• [EXERCISE MATERIALS]:
-=-=-

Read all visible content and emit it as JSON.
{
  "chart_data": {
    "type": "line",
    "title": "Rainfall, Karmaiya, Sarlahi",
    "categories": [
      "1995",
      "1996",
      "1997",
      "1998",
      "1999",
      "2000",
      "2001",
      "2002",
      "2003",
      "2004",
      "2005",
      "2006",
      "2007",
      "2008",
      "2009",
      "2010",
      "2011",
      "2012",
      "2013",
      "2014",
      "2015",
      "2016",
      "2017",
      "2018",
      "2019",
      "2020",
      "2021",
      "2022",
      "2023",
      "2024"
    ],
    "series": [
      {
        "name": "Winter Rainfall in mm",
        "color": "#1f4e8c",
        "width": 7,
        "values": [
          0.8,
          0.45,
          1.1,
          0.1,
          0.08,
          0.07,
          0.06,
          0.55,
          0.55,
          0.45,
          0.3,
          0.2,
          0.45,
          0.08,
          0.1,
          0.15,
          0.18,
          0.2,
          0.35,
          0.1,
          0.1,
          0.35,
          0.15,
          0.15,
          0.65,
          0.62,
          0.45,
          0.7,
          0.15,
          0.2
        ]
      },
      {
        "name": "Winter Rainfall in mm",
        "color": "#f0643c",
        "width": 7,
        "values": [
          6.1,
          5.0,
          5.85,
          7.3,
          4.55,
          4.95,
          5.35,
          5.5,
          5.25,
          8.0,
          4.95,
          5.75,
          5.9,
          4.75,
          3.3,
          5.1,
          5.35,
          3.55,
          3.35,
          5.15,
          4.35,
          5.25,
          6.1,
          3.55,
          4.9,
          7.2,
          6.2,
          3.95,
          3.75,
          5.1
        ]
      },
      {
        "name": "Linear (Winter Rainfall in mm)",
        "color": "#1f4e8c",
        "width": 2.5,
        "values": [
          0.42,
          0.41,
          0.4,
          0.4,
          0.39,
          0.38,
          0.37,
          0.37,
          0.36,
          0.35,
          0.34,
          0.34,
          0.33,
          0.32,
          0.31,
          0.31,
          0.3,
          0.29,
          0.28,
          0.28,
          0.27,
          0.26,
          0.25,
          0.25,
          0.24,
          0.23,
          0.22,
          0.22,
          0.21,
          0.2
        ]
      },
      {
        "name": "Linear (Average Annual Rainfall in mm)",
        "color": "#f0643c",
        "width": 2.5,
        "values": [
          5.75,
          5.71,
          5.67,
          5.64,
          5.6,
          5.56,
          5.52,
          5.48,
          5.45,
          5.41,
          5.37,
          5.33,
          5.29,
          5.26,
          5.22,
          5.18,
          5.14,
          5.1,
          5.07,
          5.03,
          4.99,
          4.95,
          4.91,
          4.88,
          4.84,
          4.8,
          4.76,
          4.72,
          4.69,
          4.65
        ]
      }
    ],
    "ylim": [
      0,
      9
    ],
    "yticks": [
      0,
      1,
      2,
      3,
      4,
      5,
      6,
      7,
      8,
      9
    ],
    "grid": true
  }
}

-=-=-

• [SET TASK]: All records above must be set down exactly, please.

• [RESPONSE TO THE TASK]:
Read all visible content and emit it as JSON.
{
  "chart_data": {
    "type": "line",
    "title": "Rainfall, Karmaiya, Sarlahi",
    "categories": [
      "1995",
      "1996",
      "1997",
      "1998",
      "1999",
      "2000",
      "2001",
      "2002",
      "2003",
      "2004",
      "2005",
      "2006",
      "2007",
      "2008",
      "2009",
      "2010",
      "2011",
      "2012",
      "2013",
      "2014",
      "2015",
      "2016",
      "2017",
      "2018",
      "2019",
      "2020",
      "2021",
      "2022",
      "2023",
      "2024"
    ],
    "series": [
      {
        "name": "Winter Rainfall in mm",
        "color": "#1f4e8c",
        "width": 7,
        "values": [
          0.8,
          0.45,
          1.1,
          0.1,
          0.08,
          0.07,
          0.06,
          0.55,
          0.55,
          0.45,
          0.3,
          0.2,
          0.45,
          0.08,
          0.1,
          0.15,
          0.18,
          0.2,
          0.35,
          0.1,
          0.1,
          0.35,
          0.15,
          0.15,
          0.65,
          0.62,
          0.45,
          0.7,
          0.15,
          0.2
        ]
      },
      {
        "name": "Winter Rainfall in mm",
        "color": "#f0643c",
        "width": 7,
        "values": [
          6.1,
          5.0,
          5.85,
          7.3,
          4.55,
          4.95,
          5.35,
          5.5,
          5.25,
          8.0,
          4.95,
          5.75,
          5.9,
          4.75,
          3.3,
          5.1,
          5.35,
          3.55,
          3.35,
          5.15,
          4.35,
          5.25,
          6.1,
          3.55,
          4.9,
          7.2,
          6.2,
          3.95,
          3.75,
          5.1
        ]
      },
      {
        "name": "Linear (Winter Rainfall in mm)",
        "color": "#1f4e8c",
        "width": 2.5,
        "values": [
          0.42,
          0.41,
          0.4,
          0.4,
          0.39,
          0.38,
          0.37,
          0.37,
          0.36,
          0.35,
          0.34,
          0.34,
          0.33,
          0.32,
          0.31,
          0.31,
          0.3,
          0.29,
          0.28,
          0.28,
          0.27,
          0.26,
          0.25,
          0.25,
          0.24,
          0.23,
          0.22,
          0.22,
          0.21,
          0.2
        ]
      },
      {
        "name": "Linear (Average Annual Rainfall in mm)",
        "color": "#f0643c",
        "width": 2.5,
        "values": [
          5.75,
          5.71,
          5.67,
          5.64,
          5.6,
          5.56,
          5.52,
          5.48,
          5.45,
          5.41,
          5.37,
          5.33,
          5.29,
          5.26,
          5.22,
          5.18,
          5.14,
          5.1,
          5.07,
          5.03,
          4.99,
          4.95,
          4.91,
          4.88,
          4.84,
          4.8,
          4.76,
          4.72,
          4.69,
          4.65
        ]
      }
    ],
    "ylim": [
      0,
      9
    ],
    "yticks": [
      0,
      1,
      2,
      3,
      4,
      5,
      6,
      7,
      8,
      9
    ],
    "grid": true
  }
}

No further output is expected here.